AIM:
All of the material below is to be retyped exactly.

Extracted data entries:
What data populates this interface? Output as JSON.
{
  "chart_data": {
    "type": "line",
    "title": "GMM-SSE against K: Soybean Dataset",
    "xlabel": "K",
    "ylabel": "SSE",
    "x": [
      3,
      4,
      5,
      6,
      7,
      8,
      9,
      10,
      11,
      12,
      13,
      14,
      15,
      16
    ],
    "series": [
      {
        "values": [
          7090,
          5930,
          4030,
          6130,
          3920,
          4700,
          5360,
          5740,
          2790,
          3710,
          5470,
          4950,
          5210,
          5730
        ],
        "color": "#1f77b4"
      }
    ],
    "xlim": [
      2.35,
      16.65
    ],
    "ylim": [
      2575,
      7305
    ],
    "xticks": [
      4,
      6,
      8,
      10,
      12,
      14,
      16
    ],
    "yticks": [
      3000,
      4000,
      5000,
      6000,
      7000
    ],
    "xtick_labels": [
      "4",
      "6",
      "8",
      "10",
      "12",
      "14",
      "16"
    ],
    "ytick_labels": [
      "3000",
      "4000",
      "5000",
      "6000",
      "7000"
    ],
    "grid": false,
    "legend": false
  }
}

PROBLEM SOLUTION:
What data populates this interface? Output as JSON.
{
  "chart_data": {
    "type": "line",
    "title": "GMM-SSE against K: Soybean Dataset",
    "xlabel": "K",
    "ylabel": "SSE",
    "x": [
      3,
      4,
      5,
      6,
      7,
      8,
      9,
      10,
      11,
      12,
      13,
      14,
      15,
      16
    ],
    "series": [
      {
        "values": [
          7090,
          5930,
          4030,
          6130,
          3920,
          4700,
          5360,
          5740,
          2790,
          3710,
          5470,
          4950,
          5210,
          5730
        ],
        "color": "#1f77b4"
      }
    ],
    "xlim": [
      2.35,
      16.65
    ],
    "ylim": [
      2575,
      7305
    ],
    "xticks": [
      4,
      6,
      8,
      10,
      12,
      14,
      16
    ],
    "yticks": [
      3000,
      4000,
      5000,
      6000,
      7000
    ],
    "xtick_labels": [
      "4",
      "6",
      "8",
      "10",
      "12",
      "14",
      "16"
    ],
    "ytick_labels": [
      "3000",
      "4000",
      "5000",
      "6000",
      "7000"
    ],
    "grid": false,
    "legend": false
  }
}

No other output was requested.